Exercise ▸ Go through the material and pull out every line with the string "gehalte" in it.

■ ■ ■ ■ ■

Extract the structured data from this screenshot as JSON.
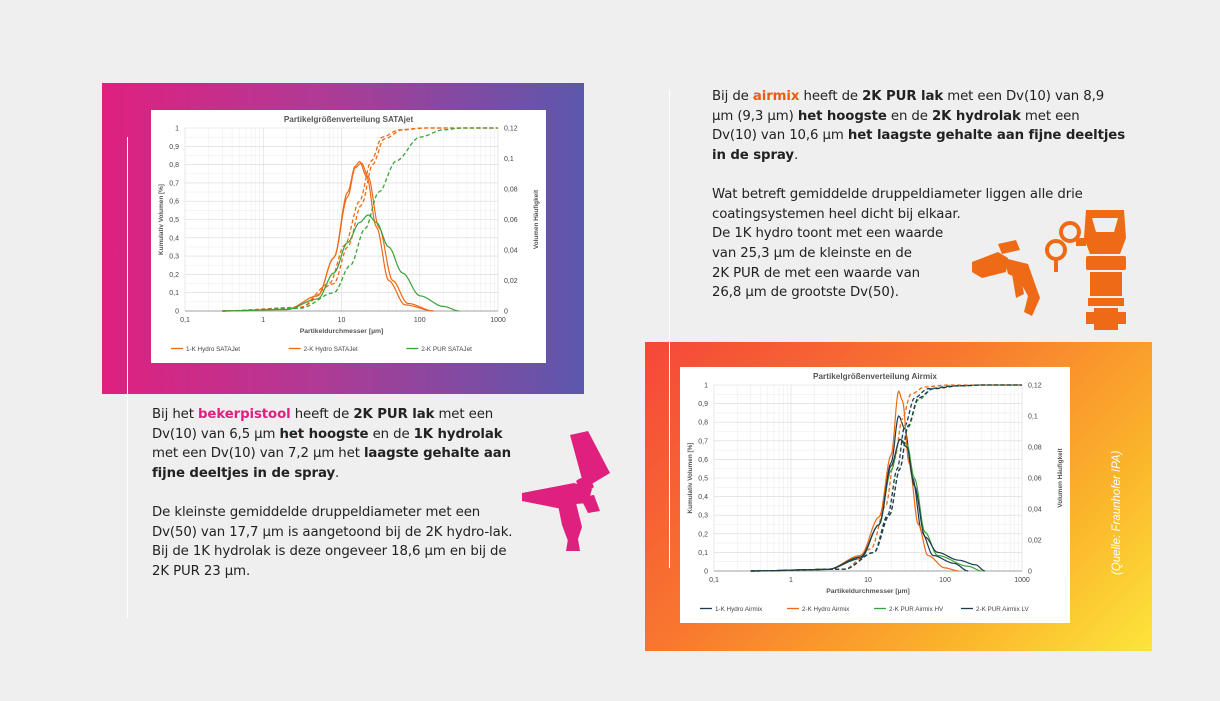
{
  "colors": {
    "pink": "#e0207f",
    "orange": "#ef6a16",
    "purple": "#5b58ad",
    "green": "#3aa23a",
    "dark": "#1d3a4d"
  },
  "left_text": {
    "p1_a": "Bij het ",
    "p1_kw": "bekerpistool",
    "p1_b": " heeft de ",
    "p1_c": "2K PUR lak",
    "p1_d": " met een Dv(10) van 6,5 µm ",
    "p1_e": "het hoogste",
    "p1_f": " en de ",
    "p1_g": "1K hydrolak",
    "p1_h": " met een Dv(10) van 7,2 µm het ",
    "p1_i": "laagste gehalte aan fijne deeltjes in de spray",
    "p1_j": ".",
    "p2": "De kleinste gemiddelde druppeldiameter met een Dv(50) van 17,7 µm is aangetoond bij de 2K hydro-lak. Bij de 1K hydrolak is deze ongeveer 18,6 µm en bij de 2K PUR 23 µm."
  },
  "right_text": {
    "p1_a": "Bij de ",
    "p1_kw": "airmix",
    "p1_b": " heeft de ",
    "p1_c": "2K PUR lak",
    "p1_d": " met een Dv(10) van 8,9 µm (9,3 µm) ",
    "p1_e": "het hoogste",
    "p1_f": " en de  ",
    "p1_g": "2K hydrolak",
    "p1_h": " met een Dv(10) van 10,6 µm ",
    "p1_i": "het laagste gehalte aan fijne deeltjes in de spray",
    "p1_j": ".",
    "p2_l1": "Wat betreft gemiddelde druppeldiameter liggen alle drie",
    "p2_l2": "coatingsystemen heel dicht bij elkaar.",
    "p2_l3": "De 1K hydro toont met een waarde",
    "p2_l4": "van 25,3 µm de kleinste en de",
    "p2_l5": "2K PUR de met een waarde van",
    "p2_l6": "26,8 µm de grootste Dv(50)."
  },
  "source": "(Quelle: Fraunhofer IPA)",
  "icons": {
    "left": "spray-gun-icon",
    "right_gun": "airmix-gun-icon",
    "right_pump": "pump-icon"
  },
  "chart_data": [
    {
      "type": "line",
      "title": "Partikelgrößenverteilung SATAjet",
      "xlabel": "Partikeldurchmesser  [µm]",
      "ylabel": "Kumulativ Volumen [%]",
      "y2label": "Volumen Häufigkeit",
      "x_scale": "log",
      "xlim": [
        0.1,
        1000
      ],
      "ylim": [
        0,
        1
      ],
      "y2lim": [
        0,
        0.12
      ],
      "xticks": [
        "0,1",
        "1",
        "10",
        "100",
        "1000"
      ],
      "yticks": [
        "0",
        "0,1",
        "0,2",
        "0,3",
        "0,4",
        "0,5",
        "0,6",
        "0,7",
        "0,8",
        "0,9",
        "1"
      ],
      "y2ticks": [
        "0",
        "0,02",
        "0,04",
        "0,06",
        "0,08",
        "0,1",
        "0,12"
      ],
      "legend_position": "bottom",
      "series": [
        {
          "name": "1-K Hydro SATAJet",
          "color": "#ef6a16",
          "freq": [
            [
              0.3,
              0
            ],
            [
              2,
              0.001
            ],
            [
              5,
              0.01
            ],
            [
              8,
              0.035
            ],
            [
              12,
              0.075
            ],
            [
              15,
              0.094
            ],
            [
              18,
              0.097
            ],
            [
              22,
              0.088
            ],
            [
              30,
              0.055
            ],
            [
              45,
              0.02
            ],
            [
              70,
              0.005
            ],
            [
              150,
              0
            ]
          ],
          "cum": [
            [
              0.3,
              0
            ],
            [
              3,
              0.02
            ],
            [
              8,
              0.15
            ],
            [
              12,
              0.35
            ],
            [
              18,
              0.58
            ],
            [
              25,
              0.8
            ],
            [
              35,
              0.94
            ],
            [
              60,
              0.99
            ],
            [
              120,
              1
            ],
            [
              1000,
              1
            ]
          ]
        },
        {
          "name": "2-K Hydro SATAJet",
          "color": "#ef6a16",
          "freq": [
            [
              0.3,
              0
            ],
            [
              2,
              0.001
            ],
            [
              5,
              0.01
            ],
            [
              8,
              0.035
            ],
            [
              12,
              0.078
            ],
            [
              15,
              0.095
            ],
            [
              17,
              0.098
            ],
            [
              21,
              0.088
            ],
            [
              28,
              0.055
            ],
            [
              40,
              0.02
            ],
            [
              65,
              0.004
            ],
            [
              150,
              0
            ]
          ],
          "cum": [
            [
              0.3,
              0
            ],
            [
              3,
              0.02
            ],
            [
              7,
              0.15
            ],
            [
              11,
              0.36
            ],
            [
              17,
              0.6
            ],
            [
              24,
              0.82
            ],
            [
              33,
              0.95
            ],
            [
              55,
              0.99
            ],
            [
              110,
              1
            ],
            [
              1000,
              1
            ]
          ]
        },
        {
          "name": "2-K PUR SATAJet",
          "color": "#3aa23a",
          "freq": [
            [
              0.3,
              0
            ],
            [
              2,
              0.001
            ],
            [
              5,
              0.008
            ],
            [
              8,
              0.025
            ],
            [
              12,
              0.045
            ],
            [
              17,
              0.058
            ],
            [
              22,
              0.063
            ],
            [
              28,
              0.058
            ],
            [
              40,
              0.042
            ],
            [
              60,
              0.025
            ],
            [
              100,
              0.01
            ],
            [
              200,
              0.003
            ],
            [
              320,
              0
            ]
          ],
          "cum": [
            [
              0.3,
              0
            ],
            [
              3,
              0.015
            ],
            [
              8,
              0.1
            ],
            [
              13,
              0.25
            ],
            [
              20,
              0.45
            ],
            [
              30,
              0.65
            ],
            [
              50,
              0.82
            ],
            [
              100,
              0.95
            ],
            [
              200,
              0.99
            ],
            [
              350,
              1
            ],
            [
              1000,
              1
            ]
          ]
        }
      ]
    },
    {
      "type": "line",
      "title": "Partikelgrößenverteilung Airmix",
      "xlabel": "Partikeldurchmesser  [µm]",
      "ylabel": "Kumulativ Volumen [%]",
      "y2label": "Volumen Häufigkeit",
      "x_scale": "log",
      "xlim": [
        0.1,
        1000
      ],
      "ylim": [
        0,
        1
      ],
      "y2lim": [
        0,
        0.12
      ],
      "xticks": [
        "0,1",
        "1",
        "10",
        "100",
        "1000"
      ],
      "yticks": [
        "0",
        "0,1",
        "0,2",
        "0,3",
        "0,4",
        "0,5",
        "0,6",
        "0,7",
        "0,8",
        "0,9",
        "1"
      ],
      "y2ticks": [
        "0",
        "0,02",
        "0,04",
        "0,06",
        "0,08",
        "0,1",
        "0,12"
      ],
      "legend_position": "bottom",
      "series": [
        {
          "name": "1-K Hydro Airmix",
          "color": "#1d3a4d",
          "freq": [
            [
              0.3,
              0
            ],
            [
              3,
              0.001
            ],
            [
              8,
              0.008
            ],
            [
              14,
              0.03
            ],
            [
              20,
              0.07
            ],
            [
              25,
              0.1
            ],
            [
              30,
              0.092
            ],
            [
              38,
              0.06
            ],
            [
              50,
              0.025
            ],
            [
              70,
              0.01
            ],
            [
              130,
              0.005
            ],
            [
              200,
              0
            ]
          ],
          "cum": [
            [
              0.3,
              0
            ],
            [
              5,
              0.01
            ],
            [
              12,
              0.1
            ],
            [
              18,
              0.3
            ],
            [
              24,
              0.55
            ],
            [
              30,
              0.78
            ],
            [
              40,
              0.93
            ],
            [
              60,
              0.98
            ],
            [
              130,
              0.995
            ],
            [
              300,
              1
            ],
            [
              1000,
              1
            ]
          ]
        },
        {
          "name": "2-K Hydro Airmix",
          "color": "#ef6a16",
          "freq": [
            [
              0.3,
              0
            ],
            [
              3,
              0.001
            ],
            [
              8,
              0.01
            ],
            [
              14,
              0.035
            ],
            [
              20,
              0.075
            ],
            [
              25,
              0.116
            ],
            [
              28,
              0.11
            ],
            [
              34,
              0.07
            ],
            [
              45,
              0.03
            ],
            [
              60,
              0.01
            ],
            [
              100,
              0.002
            ],
            [
              150,
              0
            ]
          ],
          "cum": [
            [
              0.3,
              0
            ],
            [
              5,
              0.01
            ],
            [
              11,
              0.12
            ],
            [
              17,
              0.35
            ],
            [
              22,
              0.6
            ],
            [
              28,
              0.82
            ],
            [
              36,
              0.95
            ],
            [
              55,
              0.99
            ],
            [
              110,
              1
            ],
            [
              1000,
              1
            ]
          ]
        },
        {
          "name": "2-K PUR Airmix HV",
          "color": "#3aa23a",
          "freq": [
            [
              0.3,
              0
            ],
            [
              3,
              0.001
            ],
            [
              8,
              0.009
            ],
            [
              14,
              0.03
            ],
            [
              20,
              0.065
            ],
            [
              26,
              0.085
            ],
            [
              32,
              0.082
            ],
            [
              40,
              0.06
            ],
            [
              55,
              0.025
            ],
            [
              80,
              0.01
            ],
            [
              200,
              0.003
            ],
            [
              300,
              0
            ]
          ],
          "cum": [
            [
              0.3,
              0
            ],
            [
              5,
              0.01
            ],
            [
              12,
              0.1
            ],
            [
              19,
              0.3
            ],
            [
              26,
              0.55
            ],
            [
              33,
              0.77
            ],
            [
              45,
              0.92
            ],
            [
              70,
              0.98
            ],
            [
              150,
              0.995
            ],
            [
              300,
              1
            ],
            [
              1000,
              1
            ]
          ]
        },
        {
          "name": "2-K PUR Airmix LV",
          "color": "#1d3a4d",
          "freq": [
            [
              0.3,
              0
            ],
            [
              3,
              0.001
            ],
            [
              8,
              0.009
            ],
            [
              14,
              0.03
            ],
            [
              20,
              0.068
            ],
            [
              26,
              0.085
            ],
            [
              32,
              0.08
            ],
            [
              40,
              0.055
            ],
            [
              55,
              0.022
            ],
            [
              80,
              0.012
            ],
            [
              150,
              0.007
            ],
            [
              250,
              0.004
            ],
            [
              330,
              0
            ]
          ],
          "cum": [
            [
              0.3,
              0
            ],
            [
              5,
              0.01
            ],
            [
              12,
              0.1
            ],
            [
              19,
              0.3
            ],
            [
              26,
              0.55
            ],
            [
              33,
              0.78
            ],
            [
              45,
              0.93
            ],
            [
              70,
              0.98
            ],
            [
              150,
              0.995
            ],
            [
              330,
              1
            ],
            [
              1000,
              1
            ]
          ]
        }
      ]
    }
  ]
}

■ ■ ■ ■ ■

Final result ▸
    "p1_i": "laagste gehalte aan fijne deeltjes in de spray",
    "p1_i": "het laagste gehalte aan fijne deeltjes in de spray",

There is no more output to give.